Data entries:

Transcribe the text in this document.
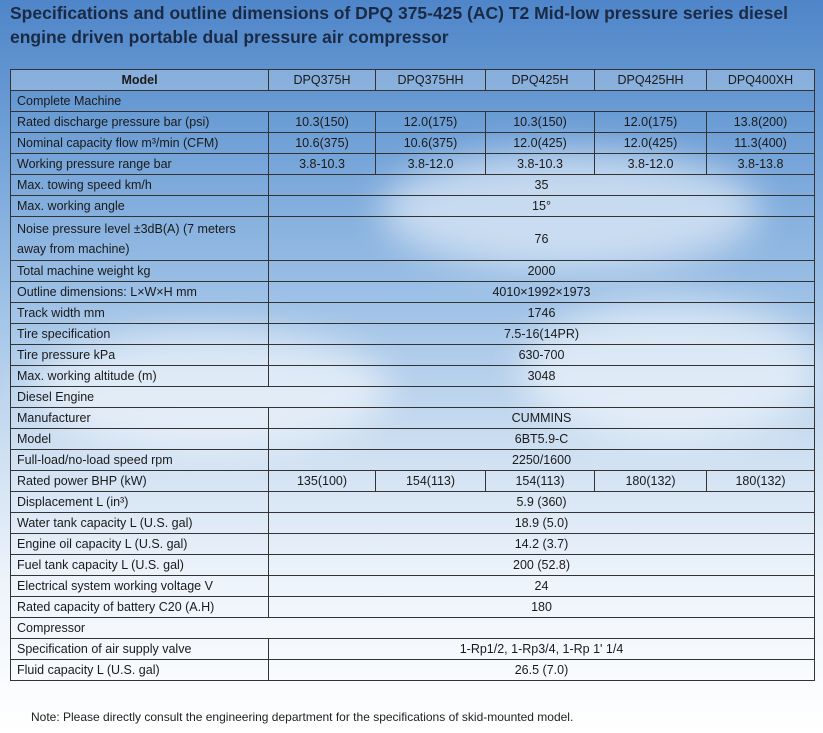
Specifications and outline dimensions of DPQ 375-425 (AC) T2 Mid-low pressure series diesel engine driven portable dual pressure air compressor
Model	DPQ375H	DPQ375HH	DPQ425H	DPQ425HH	DPQ400XH
Complete Machine					
Rated discharge pressure bar (psi)	10.3(150)	12.0(175)	10.3(150)	12.0(175)	13.8(200)
Nominal capacity flow m³/min (CFM)	10.6(375)	10.6(375)	12.0(425)	12.0(425)	11.3(400)
Working pressure range bar	3.8-10.3	3.8-12.0	3.8-10.3	3.8-12.0	3.8-13.8
Max. towing speed km/h	35				
Max. working angle	15°				
Noise pressure level ±3dB(A) (7 meters away from machine)	76				
Total machine weight kg	2000				
Outline dimensions: L×W×H mm	4010×1992×1973				
Track width mm	1746				
Tire specification	7.5-16(14PR)				
Tire pressure kPa	630-700				
Max. working altitude (m)	3048				
Diesel Engine					
Manufacturer	CUMMINS				
Model	6BT5.9-C				
Full-load/no-load speed rpm	2250/1600				
Rated power BHP (kW)	135(100)	154(113)	154(113)	180(132)	180(132)
Displacement L (in³)	5.9 (360)				
Water tank capacity L (U.S. gal)	18.9 (5.0)				
Engine oil capacity L (U.S. gal)	14.2 (3.7)				
Fuel tank capacity L (U.S. gal)	200 (52.8)				
Electrical system working voltage V	24				
Rated capacity of battery C20 (A.H)	180				
Compressor					
Specification of air supply valve	1-Rp1/2, 1-Rp3/4, 1-Rp 1' 1/4				
Fluid capacity L (U.S. gal)	26.5 (7.0)				
Note: Please directly consult the engineering department for the specifications of skid-mounted model.
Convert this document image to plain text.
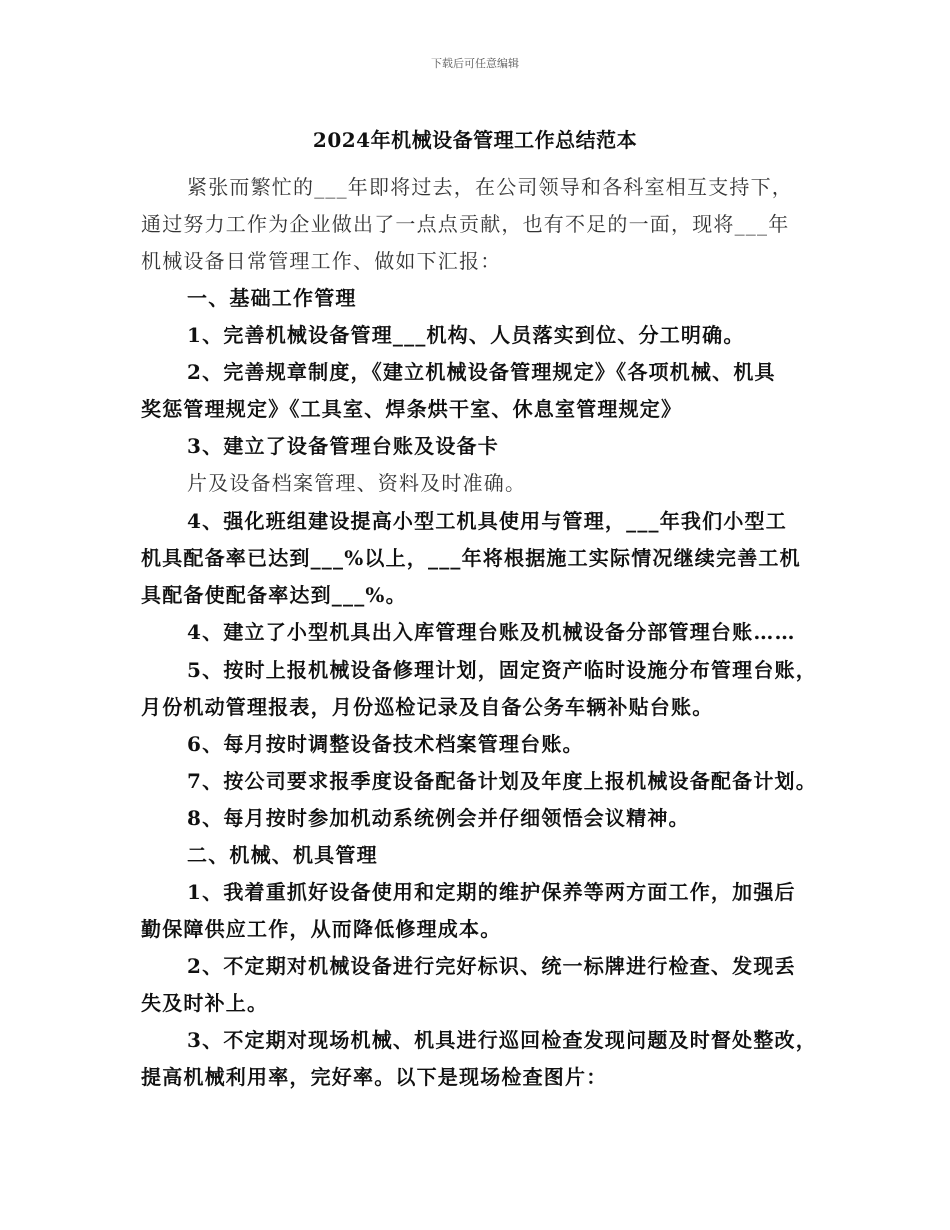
下载后可任意编辑
2024年机械设备管理工作总结范本
紧张而繁忙的___年即将过去，在公司领导和各科室相互支持下，
通过努力工作为企业做出了一点点贡献，也有不足的一面，现将___年
机械设备日常管理工作、做如下汇报：
一、基础工作管理
1、完善机械设备管理___机构、人员落实到位、分工明确。
2、完善规章制度，《建立机械设备管理规定》《各项机械、机具
奖惩管理规定》《工具室、焊条烘干室、休息室管理规定》
3、建立了设备管理台账及设备卡
片及设备档案管理、资料及时准确。
4、强化班组建设提高小型工机具使用与管理，___年我们小型工
机具配备率已达到___%以上，___年将根据施工实际情况继续完善工机
具配备使配备率达到___%。
4、建立了小型机具出入库管理台账及机械设备分部管理台账……
5、按时上报机械设备修理计划，固定资产临时设施分布管理台账，
月份机动管理报表，月份巡检记录及自备公务车辆补贴台账。
6、每月按时调整设备技术档案管理台账。
7、按公司要求报季度设备配备计划及年度上报机械设备配备计划。
8、每月按时参加机动系统例会并仔细领悟会议精神。
二、机械、机具管理
1、我着重抓好设备使用和定期的维护保养等两方面工作，加强后
勤保障供应工作，从而降低修理成本。
2、不定期对机械设备进行完好标识、统一标牌进行检查、发现丢
失及时补上。
3、不定期对现场机械、机具进行巡回检查发现问题及时督处整改，
提高机械利用率，完好率。以下是现场检查图片：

Directive - From the entries, copy out each line containing the word "speed".

Response to this exercise -
Max. towing speed km/h	35				
Full-load/no-load speed rpm	2250/1600				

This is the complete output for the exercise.